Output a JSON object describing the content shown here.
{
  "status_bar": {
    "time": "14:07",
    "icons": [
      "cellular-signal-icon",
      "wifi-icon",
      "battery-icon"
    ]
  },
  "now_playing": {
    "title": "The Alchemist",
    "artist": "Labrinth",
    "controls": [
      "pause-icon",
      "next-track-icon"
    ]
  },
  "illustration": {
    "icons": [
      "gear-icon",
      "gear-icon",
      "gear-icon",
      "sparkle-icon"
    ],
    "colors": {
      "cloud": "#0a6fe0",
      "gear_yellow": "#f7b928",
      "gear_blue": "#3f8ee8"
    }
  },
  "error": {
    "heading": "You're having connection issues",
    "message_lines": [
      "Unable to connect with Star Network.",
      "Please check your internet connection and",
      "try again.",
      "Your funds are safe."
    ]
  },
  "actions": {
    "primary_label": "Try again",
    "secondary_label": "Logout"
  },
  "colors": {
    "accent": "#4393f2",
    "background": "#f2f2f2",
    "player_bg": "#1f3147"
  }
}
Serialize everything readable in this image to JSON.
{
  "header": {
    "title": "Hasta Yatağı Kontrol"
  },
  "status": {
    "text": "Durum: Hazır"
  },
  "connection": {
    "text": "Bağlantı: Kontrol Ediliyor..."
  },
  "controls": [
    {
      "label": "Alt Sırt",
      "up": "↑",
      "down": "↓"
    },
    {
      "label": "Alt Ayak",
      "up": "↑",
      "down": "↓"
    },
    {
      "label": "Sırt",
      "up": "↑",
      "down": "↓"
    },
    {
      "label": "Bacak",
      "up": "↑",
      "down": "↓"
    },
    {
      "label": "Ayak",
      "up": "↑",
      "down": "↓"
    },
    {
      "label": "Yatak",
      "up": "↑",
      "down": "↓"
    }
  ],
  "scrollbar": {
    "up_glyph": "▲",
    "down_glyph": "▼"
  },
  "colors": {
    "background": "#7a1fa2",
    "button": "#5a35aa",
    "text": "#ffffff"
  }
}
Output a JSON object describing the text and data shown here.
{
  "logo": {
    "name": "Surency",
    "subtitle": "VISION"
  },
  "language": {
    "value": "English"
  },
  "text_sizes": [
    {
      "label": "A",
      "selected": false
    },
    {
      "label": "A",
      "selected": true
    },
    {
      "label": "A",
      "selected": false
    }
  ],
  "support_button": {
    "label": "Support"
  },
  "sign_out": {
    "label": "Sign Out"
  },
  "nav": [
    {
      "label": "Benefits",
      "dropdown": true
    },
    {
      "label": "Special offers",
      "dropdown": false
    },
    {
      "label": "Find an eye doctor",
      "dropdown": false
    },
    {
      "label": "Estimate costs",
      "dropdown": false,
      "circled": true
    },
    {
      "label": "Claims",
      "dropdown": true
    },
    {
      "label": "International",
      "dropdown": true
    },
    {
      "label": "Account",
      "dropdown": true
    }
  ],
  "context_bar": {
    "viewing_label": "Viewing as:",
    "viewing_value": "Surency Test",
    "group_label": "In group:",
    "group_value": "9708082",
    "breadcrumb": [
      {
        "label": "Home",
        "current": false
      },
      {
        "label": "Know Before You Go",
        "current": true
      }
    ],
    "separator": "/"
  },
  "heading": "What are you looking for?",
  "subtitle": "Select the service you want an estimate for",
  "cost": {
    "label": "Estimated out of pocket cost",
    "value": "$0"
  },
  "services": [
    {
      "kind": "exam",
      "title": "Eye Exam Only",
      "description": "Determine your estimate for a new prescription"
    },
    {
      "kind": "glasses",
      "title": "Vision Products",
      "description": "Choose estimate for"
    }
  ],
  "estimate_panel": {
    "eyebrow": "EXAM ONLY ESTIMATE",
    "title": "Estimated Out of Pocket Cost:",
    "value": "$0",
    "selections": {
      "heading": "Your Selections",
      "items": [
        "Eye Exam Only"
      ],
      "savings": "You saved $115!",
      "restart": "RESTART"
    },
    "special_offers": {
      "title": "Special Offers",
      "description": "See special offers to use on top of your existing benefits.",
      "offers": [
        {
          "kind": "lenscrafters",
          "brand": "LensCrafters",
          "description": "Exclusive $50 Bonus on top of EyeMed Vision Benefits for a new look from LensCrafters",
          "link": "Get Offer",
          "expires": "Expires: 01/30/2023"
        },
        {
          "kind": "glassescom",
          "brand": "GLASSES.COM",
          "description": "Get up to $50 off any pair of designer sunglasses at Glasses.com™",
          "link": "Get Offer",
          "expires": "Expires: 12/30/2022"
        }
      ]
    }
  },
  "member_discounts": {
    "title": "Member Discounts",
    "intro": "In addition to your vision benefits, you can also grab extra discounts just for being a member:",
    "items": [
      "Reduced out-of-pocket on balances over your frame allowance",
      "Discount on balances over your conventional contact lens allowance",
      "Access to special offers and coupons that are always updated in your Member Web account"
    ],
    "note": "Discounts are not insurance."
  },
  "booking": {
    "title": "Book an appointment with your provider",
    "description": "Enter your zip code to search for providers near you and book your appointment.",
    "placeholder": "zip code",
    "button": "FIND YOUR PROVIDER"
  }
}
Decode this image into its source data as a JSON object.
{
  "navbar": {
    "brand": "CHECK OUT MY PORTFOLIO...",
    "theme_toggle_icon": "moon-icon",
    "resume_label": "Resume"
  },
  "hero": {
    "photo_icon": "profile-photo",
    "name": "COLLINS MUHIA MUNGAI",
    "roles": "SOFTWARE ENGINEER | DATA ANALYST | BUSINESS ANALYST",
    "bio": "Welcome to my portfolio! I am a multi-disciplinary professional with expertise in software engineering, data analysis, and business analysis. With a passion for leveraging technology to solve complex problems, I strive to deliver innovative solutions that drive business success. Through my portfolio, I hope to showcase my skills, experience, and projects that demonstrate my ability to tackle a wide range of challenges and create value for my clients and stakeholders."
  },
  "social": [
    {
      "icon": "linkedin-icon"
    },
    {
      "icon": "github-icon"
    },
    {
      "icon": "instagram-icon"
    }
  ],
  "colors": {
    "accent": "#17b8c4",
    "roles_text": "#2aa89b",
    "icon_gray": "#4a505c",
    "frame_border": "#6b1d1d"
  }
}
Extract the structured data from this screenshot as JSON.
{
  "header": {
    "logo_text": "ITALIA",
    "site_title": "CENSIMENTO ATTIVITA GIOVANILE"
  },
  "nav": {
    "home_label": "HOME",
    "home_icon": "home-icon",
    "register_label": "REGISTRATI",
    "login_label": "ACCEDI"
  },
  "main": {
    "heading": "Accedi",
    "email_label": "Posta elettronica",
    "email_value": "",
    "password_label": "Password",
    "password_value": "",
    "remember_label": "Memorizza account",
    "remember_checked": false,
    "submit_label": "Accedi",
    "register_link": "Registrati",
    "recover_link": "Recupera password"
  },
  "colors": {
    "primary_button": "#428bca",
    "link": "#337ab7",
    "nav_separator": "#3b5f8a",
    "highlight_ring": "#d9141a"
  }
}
◇ ◇ ◇ ◇ ◇ ◇ ◇
▸ What you should do: All of the data above should be transcribed exactly.

▸ Answer to this exercise:
Output a JSON object describing the content shown here.
{
  "status_bar": {
    "time": "14:07",
    "icons": [
      "cellular-signal-icon",
      "wifi-icon",
      "battery-icon"
    ]
  },
  "now_playing": {
    "title": "The Alchemist",
    "artist": "Labrinth",
    "controls": [
      "pause-icon",
      "next-track-icon"
    ]
  },
  "illustration": {
    "icons": [
      "gear-icon",
      "gear-icon",
      "gear-icon",
      "sparkle-icon"
    ],
    "colors": {
      "cloud": "#0a6fe0",
      "gear_yellow": "#f7b928",
      "gear_blue": "#3f8ee8"
    }
  },
  "error": {
    "heading": "You're having connection issues",
    "message_lines": [
      "Unable to connect with Star Network.",
      "Please check your internet connection and",
      "try again.",
      "Your funds are safe."
    ]
  },
  "actions": {
    "primary_label": "Try again",
    "secondary_label": "Logout"
  },
  "colors": {
    "accent": "#4393f2",
    "background": "#f2f2f2",
    "player_bg": "#1f3147"
  }
}
Serialize everything readable in this image to JSON.
{
  "header": {
    "title": "Hasta Yatağı Kontrol"
  },
  "status": {
    "text": "Durum: Hazır"
  },
  "connection": {
    "text": "Bağlantı: Kontrol Ediliyor..."
  },
  "controls": [
    {
      "label": "Alt Sırt",
      "up": "↑",
      "down": "↓"
    },
    {
      "label": "Alt Ayak",
      "up": "↑",
      "down": "↓"
    },
    {
      "label": "Sırt",
      "up": "↑",
      "down": "↓"
    },
    {
      "label": "Bacak",
      "up": "↑",
      "down": "↓"
    },
    {
      "label": "Ayak",
      "up": "↑",
      "down": "↓"
    },
    {
      "label": "Yatak",
      "up": "↑",
      "down": "↓"
    }
  ],
  "scrollbar": {
    "up_glyph": "▲",
    "down_glyph": "▼"
  },
  "colors": {
    "background": "#7a1fa2",
    "button": "#5a35aa",
    "text": "#ffffff"
  }
}
Output a JSON object describing the text and data shown here.
{
  "logo": {
    "name": "Surency",
    "subtitle": "VISION"
  },
  "language": {
    "value": "English"
  },
  "text_sizes": [
    {
      "label": "A",
      "selected": false
    },
    {
      "label": "A",
      "selected": true
    },
    {
      "label": "A",
      "selected": false
    }
  ],
  "support_button": {
    "label": "Support"
  },
  "sign_out": {
    "label": "Sign Out"
  },
  "nav": [
    {
      "label": "Benefits",
      "dropdown": true
    },
    {
      "label": "Special offers",
      "dropdown": false
    },
    {
      "label": "Find an eye doctor",
      "dropdown": false
    },
    {
      "label": "Estimate costs",
      "dropdown": false,
      "circled": true
    },
    {
      "label": "Claims",
      "dropdown": true
    },
    {
      "label": "International",
      "dropdown": true
    },
    {
      "label": "Account",
      "dropdown": true
    }
  ],
  "context_bar": {
    "viewing_label": "Viewing as:",
    "viewing_value": "Surency Test",
    "group_label": "In group:",
    "group_value": "9708082",
    "breadcrumb": [
      {
        "label": "Home",
        "current": false
      },
      {
        "label": "Know Before You Go",
        "current": true
      }
    ],
    "separator": "/"
  },
  "heading": "What are you looking for?",
  "subtitle": "Select the service you want an estimate for",
  "cost": {
    "label": "Estimated out of pocket cost",
    "value": "$0"
  },
  "services": [
    {
      "kind": "exam",
      "title": "Eye Exam Only",
      "description": "Determine your estimate for a new prescription"
    },
    {
      "kind": "glasses",
      "title": "Vision Products",
      "description": "Choose estimate for"
    }
  ],
  "estimate_panel": {
    "eyebrow": "EXAM ONLY ESTIMATE",
    "title": "Estimated Out of Pocket Cost:",
    "value": "$0",
    "selections": {
      "heading": "Your Selections",
      "items": [
        "Eye Exam Only"
      ],
      "savings": "You saved $115!",
      "restart": "RESTART"
    },
    "special_offers": {
      "title": "Special Offers",
      "description": "See special offers to use on top of your existing benefits.",
      "offers": [
        {
          "kind": "lenscrafters",
          "brand": "LensCrafters",
          "description": "Exclusive $50 Bonus on top of EyeMed Vision Benefits for a new look from LensCrafters",
          "link": "Get Offer",
          "expires": "Expires: 01/30/2023"
        },
        {
          "kind": "glassescom",
          "brand": "GLASSES.COM",
          "description": "Get up to $50 off any pair of designer sunglasses at Glasses.com™",
          "link": "Get Offer",
          "expires": "Expires: 12/30/2022"
        }
      ]
    }
  },
  "member_discounts": {
    "title": "Member Discounts",
    "intro": "In addition to your vision benefits, you can also grab extra discounts just for being a member:",
    "items": [
      "Reduced out-of-pocket on balances over your frame allowance",
      "Discount on balances over your conventional contact lens allowance",
      "Access to special offers and coupons that are always updated in your Member Web account"
    ],
    "note": "Discounts are not insurance."
  },
  "booking": {
    "title": "Book an appointment with your provider",
    "description": "Enter your zip code to search for providers near you and book your appointment.",
    "placeholder": "zip code",
    "button": "FIND YOUR PROVIDER"
  }
}
Decode this image into its source data as a JSON object.
{
  "navbar": {
    "brand": "CHECK OUT MY PORTFOLIO...",
    "theme_toggle_icon": "moon-icon",
    "resume_label": "Resume"
  },
  "hero": {
    "photo_icon": "profile-photo",
    "name": "COLLINS MUHIA MUNGAI",
    "roles": "SOFTWARE ENGINEER | DATA ANALYST | BUSINESS ANALYST",
    "bio": "Welcome to my portfolio! I am a multi-disciplinary professional with expertise in software engineering, data analysis, and business analysis. With a passion for leveraging technology to solve complex problems, I strive to deliver innovative solutions that drive business success. Through my portfolio, I hope to showcase my skills, experience, and projects that demonstrate my ability to tackle a wide range of challenges and create value for my clients and stakeholders."
  },
  "social": [
    {
      "icon": "linkedin-icon"
    },
    {
      "icon": "github-icon"
    },
    {
      "icon": "instagram-icon"
    }
  ],
  "colors": {
    "accent": "#17b8c4",
    "roles_text": "#2aa89b",
    "icon_gray": "#4a505c",
    "frame_border": "#6b1d1d"
  }
}
Extract the structured data from this screenshot as JSON.
{
  "header": {
    "logo_text": "ITALIA",
    "site_title": "CENSIMENTO ATTIVITA GIOVANILE"
  },
  "nav": {
    "home_label": "HOME",
    "home_icon": "home-icon",
    "register_label": "REGISTRATI",
    "login_label": "ACCEDI"
  },
  "main": {
    "heading": "Accedi",
    "email_label": "Posta elettronica",
    "email_value": "",
    "password_label": "Password",
    "password_value": "",
    "remember_label": "Memorizza account",
    "remember_checked": false,
    "submit_label": "Accedi",
    "register_link": "Registrati",
    "recover_link": "Recupera password"
  },
  "colors": {
    "primary_button": "#428bca",
    "link": "#337ab7",
    "nav_separator": "#3b5f8a",
    "highlight_ring": "#d9141a"
  }
}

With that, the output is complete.